▸ **Given records**
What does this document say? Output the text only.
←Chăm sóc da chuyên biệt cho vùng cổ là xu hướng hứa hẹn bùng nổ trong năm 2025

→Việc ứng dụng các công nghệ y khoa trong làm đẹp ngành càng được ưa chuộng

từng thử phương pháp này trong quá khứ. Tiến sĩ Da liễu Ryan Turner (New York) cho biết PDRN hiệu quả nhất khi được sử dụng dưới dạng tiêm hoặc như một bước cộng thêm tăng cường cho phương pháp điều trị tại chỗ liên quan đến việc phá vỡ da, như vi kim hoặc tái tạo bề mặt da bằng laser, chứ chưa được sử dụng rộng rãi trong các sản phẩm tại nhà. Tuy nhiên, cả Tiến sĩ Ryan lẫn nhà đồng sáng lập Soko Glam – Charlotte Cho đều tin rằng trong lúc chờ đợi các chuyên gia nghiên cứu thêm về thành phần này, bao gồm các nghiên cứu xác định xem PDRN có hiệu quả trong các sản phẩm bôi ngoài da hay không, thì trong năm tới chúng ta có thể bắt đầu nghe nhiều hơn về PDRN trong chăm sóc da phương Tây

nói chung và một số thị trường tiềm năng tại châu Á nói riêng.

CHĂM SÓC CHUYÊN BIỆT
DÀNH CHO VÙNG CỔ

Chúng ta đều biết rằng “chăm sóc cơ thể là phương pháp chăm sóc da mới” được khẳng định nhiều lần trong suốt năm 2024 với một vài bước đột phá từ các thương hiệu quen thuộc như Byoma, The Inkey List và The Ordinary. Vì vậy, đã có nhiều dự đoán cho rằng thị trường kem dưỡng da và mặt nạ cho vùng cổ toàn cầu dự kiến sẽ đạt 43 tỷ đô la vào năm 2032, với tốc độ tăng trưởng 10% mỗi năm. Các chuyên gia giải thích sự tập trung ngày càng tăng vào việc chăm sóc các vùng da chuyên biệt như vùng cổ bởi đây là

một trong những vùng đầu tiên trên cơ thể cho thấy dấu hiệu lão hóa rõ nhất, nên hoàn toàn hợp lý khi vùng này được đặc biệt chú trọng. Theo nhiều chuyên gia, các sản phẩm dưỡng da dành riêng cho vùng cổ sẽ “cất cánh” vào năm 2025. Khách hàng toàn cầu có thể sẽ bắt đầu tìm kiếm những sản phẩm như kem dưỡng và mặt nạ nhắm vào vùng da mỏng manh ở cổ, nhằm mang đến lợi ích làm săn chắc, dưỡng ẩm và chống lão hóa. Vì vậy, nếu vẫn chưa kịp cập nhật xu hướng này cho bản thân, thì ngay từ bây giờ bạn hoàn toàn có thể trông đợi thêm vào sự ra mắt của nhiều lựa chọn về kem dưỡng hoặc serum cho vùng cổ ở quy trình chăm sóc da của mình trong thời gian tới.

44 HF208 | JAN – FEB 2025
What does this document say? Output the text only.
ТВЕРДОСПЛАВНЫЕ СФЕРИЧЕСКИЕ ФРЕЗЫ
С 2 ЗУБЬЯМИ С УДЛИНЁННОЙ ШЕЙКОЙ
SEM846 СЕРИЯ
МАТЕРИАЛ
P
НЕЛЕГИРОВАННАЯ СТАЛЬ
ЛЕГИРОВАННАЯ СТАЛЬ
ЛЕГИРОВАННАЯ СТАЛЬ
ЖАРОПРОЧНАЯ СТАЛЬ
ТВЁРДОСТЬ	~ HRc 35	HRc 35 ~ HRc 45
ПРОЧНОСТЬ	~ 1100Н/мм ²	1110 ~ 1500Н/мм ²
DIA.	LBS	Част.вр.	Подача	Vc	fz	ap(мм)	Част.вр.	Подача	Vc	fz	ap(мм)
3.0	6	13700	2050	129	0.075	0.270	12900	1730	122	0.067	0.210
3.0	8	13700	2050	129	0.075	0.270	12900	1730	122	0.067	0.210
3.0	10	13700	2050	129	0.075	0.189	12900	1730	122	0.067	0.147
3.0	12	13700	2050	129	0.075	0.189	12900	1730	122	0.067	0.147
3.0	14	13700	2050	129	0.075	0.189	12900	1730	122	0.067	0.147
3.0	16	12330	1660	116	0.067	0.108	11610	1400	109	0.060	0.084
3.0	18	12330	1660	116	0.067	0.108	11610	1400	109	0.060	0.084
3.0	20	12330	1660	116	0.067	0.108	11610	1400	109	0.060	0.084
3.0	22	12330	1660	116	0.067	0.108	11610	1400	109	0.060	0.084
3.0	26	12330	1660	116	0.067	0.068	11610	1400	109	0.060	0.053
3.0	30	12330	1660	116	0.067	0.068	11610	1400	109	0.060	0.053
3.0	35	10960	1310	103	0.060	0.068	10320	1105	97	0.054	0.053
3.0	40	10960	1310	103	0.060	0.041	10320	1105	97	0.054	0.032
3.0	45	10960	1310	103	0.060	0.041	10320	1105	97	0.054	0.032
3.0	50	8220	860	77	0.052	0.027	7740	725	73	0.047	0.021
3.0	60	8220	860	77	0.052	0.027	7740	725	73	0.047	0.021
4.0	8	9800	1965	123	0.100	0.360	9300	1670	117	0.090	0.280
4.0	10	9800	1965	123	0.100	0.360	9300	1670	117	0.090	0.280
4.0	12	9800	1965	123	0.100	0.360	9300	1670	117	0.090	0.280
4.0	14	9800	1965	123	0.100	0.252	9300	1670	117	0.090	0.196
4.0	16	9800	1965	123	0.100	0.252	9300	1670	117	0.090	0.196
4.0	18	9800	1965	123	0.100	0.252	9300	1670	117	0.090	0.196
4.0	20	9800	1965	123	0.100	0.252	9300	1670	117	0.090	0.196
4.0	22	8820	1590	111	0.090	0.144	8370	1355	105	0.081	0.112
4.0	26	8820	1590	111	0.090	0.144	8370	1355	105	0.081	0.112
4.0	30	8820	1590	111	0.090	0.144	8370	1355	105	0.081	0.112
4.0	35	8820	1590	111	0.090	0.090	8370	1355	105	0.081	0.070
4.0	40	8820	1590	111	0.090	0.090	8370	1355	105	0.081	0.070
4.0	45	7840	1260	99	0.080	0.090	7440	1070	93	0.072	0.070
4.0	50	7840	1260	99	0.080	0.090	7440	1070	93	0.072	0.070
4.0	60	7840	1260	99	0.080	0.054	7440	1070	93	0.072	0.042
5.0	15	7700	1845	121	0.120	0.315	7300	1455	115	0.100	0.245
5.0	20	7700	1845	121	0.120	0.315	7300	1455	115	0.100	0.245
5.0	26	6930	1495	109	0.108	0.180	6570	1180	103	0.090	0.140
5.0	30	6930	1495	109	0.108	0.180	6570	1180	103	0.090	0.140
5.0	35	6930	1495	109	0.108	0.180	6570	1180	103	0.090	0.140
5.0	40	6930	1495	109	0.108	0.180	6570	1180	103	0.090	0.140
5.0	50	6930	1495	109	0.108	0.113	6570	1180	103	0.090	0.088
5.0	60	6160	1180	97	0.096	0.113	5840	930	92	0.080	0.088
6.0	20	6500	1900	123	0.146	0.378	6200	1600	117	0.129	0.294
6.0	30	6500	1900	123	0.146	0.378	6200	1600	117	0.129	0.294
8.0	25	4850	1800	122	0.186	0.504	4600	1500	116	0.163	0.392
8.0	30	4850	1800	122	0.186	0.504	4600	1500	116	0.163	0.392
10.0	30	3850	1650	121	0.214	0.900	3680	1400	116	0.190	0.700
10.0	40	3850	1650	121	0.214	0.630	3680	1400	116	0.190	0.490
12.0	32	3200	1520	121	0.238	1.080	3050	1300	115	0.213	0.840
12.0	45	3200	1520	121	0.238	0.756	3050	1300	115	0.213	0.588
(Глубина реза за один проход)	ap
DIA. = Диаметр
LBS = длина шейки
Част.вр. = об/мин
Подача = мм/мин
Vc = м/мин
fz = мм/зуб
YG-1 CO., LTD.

▸ **What to work on**
In the entries above, find lines with "bước" and copy each.

▸ **Written answer**
từng thử phương pháp này trong quá khứ. Tiến sĩ Da liễu Ryan Turner (New York) cho biết PDRN hiệu quả nhất khi được sử dụng dưới dạng tiêm hoặc như một bước cộng thêm tăng cường cho phương pháp điều trị tại chỗ liên quan đến việc phá vỡ da, như vi kim hoặc tái tạo bề mặt da bằng laser, chứ chưa được sử dụng rộng rãi trong các sản phẩm tại nhà. Tuy nhiên, cả Tiến sĩ Ryan lẫn nhà đồng sáng lập Soko Glam – Charlotte Cho đều tin rằng trong lúc chờ đợi các chuyên gia nghiên cứu thêm về thành phần này, bao gồm các nghiên cứu xác định xem PDRN có hiệu quả trong các sản phẩm bôi ngoài da hay không, thì trong năm tới chúng ta có thể bắt đầu nghe nhiều hơn về PDRN trong chăm sóc da phương Tây
Chúng ta đều biết rằng “chăm sóc cơ thể là phương pháp chăm sóc da mới” được khẳng định nhiều lần trong suốt năm 2024 với một vài bước đột phá từ các thương hiệu quen thuộc như Byoma, The Inkey List và The Ordinary. Vì vậy, đã có nhiều dự đoán cho rằng thị trường kem dưỡng da và mặt nạ cho vùng cổ toàn cầu dự kiến sẽ đạt 43 tỷ đô la vào năm 2032, với tốc độ tăng trưởng 10% mỗi năm. Các chuyên gia giải thích sự tập trung ngày càng tăng vào việc chăm sóc các vùng da chuyên biệt như vùng cổ bởi đây là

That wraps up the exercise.